Say how many lines hold the string "Supplies"; please write nothing but the number.

* START INPUT ROWS *

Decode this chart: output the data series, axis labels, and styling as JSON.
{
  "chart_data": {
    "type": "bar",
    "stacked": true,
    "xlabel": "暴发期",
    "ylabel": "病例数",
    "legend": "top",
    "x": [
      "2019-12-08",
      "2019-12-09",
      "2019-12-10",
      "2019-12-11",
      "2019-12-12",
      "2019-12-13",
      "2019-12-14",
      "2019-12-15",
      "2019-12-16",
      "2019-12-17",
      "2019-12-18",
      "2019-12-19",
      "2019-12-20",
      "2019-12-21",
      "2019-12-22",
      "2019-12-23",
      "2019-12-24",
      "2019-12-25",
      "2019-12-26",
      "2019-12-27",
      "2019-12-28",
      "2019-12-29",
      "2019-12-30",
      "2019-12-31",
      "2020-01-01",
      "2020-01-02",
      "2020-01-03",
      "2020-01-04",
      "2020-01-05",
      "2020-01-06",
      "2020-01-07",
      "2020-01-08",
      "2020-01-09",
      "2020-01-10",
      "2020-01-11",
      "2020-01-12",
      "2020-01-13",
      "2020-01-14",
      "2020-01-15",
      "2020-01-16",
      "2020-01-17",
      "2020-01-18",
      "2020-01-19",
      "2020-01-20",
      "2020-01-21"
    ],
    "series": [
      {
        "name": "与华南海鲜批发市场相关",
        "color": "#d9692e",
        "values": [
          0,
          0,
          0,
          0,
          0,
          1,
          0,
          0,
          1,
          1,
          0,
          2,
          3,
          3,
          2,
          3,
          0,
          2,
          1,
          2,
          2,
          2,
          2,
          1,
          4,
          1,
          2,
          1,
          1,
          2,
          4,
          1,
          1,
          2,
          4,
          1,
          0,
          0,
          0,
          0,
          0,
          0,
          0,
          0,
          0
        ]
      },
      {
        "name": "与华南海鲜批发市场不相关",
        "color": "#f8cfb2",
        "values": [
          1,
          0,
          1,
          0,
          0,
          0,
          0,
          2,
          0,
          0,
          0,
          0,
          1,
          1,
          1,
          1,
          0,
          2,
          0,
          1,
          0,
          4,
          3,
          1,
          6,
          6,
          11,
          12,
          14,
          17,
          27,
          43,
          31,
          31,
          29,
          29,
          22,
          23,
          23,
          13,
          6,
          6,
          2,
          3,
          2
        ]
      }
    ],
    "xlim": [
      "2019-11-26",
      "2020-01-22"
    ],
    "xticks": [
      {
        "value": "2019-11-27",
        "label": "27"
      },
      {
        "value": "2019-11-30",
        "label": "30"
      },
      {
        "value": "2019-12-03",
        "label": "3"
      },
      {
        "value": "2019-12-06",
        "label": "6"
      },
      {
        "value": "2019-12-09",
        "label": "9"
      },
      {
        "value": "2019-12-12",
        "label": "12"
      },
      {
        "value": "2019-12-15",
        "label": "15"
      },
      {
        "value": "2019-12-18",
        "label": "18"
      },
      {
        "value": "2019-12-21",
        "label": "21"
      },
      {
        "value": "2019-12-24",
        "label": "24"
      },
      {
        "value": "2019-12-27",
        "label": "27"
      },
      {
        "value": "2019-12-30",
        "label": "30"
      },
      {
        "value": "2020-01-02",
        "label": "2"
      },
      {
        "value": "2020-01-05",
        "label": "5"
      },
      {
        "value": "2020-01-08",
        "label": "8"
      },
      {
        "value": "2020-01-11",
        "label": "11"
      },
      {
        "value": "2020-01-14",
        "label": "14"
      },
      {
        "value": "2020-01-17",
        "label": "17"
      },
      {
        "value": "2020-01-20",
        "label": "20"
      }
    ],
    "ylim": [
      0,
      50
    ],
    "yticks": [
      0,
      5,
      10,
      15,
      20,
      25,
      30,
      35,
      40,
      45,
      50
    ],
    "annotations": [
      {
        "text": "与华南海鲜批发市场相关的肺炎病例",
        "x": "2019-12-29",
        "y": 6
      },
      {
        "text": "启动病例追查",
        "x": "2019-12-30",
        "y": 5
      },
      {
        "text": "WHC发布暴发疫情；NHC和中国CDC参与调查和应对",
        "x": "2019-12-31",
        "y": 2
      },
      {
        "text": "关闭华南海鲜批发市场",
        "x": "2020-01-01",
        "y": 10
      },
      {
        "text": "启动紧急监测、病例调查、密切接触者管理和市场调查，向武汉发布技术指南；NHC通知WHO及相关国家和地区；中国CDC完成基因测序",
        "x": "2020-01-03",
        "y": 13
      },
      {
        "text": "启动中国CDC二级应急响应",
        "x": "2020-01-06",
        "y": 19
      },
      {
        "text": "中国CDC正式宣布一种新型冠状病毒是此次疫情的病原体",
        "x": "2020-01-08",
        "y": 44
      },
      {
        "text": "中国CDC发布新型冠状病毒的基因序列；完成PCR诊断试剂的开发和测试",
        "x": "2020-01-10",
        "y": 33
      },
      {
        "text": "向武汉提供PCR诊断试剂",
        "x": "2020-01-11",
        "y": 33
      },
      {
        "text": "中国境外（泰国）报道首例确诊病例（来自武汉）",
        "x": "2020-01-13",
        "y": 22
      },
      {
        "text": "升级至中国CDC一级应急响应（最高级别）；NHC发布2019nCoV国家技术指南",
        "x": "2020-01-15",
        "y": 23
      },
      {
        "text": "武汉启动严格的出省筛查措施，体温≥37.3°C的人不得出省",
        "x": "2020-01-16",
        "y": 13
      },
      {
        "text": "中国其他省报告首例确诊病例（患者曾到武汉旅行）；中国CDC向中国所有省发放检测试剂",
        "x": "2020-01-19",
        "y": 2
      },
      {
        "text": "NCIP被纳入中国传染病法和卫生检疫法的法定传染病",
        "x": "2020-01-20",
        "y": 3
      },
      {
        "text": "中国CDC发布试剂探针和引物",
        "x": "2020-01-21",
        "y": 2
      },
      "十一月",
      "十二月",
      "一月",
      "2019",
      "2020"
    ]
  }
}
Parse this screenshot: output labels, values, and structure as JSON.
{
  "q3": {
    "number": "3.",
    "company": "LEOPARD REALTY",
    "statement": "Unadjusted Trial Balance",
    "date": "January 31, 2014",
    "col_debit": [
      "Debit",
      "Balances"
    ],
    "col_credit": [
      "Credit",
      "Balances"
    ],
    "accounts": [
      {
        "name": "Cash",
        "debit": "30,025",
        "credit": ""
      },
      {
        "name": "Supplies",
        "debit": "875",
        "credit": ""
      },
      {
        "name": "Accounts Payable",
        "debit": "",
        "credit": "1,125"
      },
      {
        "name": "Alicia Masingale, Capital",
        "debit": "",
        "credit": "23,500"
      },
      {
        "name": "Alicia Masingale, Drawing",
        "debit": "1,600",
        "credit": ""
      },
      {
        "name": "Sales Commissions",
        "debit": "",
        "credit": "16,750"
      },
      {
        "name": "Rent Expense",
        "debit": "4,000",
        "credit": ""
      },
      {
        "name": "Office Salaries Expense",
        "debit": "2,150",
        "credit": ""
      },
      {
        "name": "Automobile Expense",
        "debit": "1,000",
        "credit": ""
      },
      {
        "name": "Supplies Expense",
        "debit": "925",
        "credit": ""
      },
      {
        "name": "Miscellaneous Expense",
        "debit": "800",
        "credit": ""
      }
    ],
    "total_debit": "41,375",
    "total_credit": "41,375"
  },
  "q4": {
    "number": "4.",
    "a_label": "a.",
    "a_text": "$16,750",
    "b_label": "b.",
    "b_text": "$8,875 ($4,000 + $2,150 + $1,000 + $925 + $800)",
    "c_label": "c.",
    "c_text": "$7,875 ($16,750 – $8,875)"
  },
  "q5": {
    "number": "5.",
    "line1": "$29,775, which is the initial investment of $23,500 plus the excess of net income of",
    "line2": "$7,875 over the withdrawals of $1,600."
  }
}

* END INPUT ROWS *

*SOLUTION FOR THIS PROBLEM*
2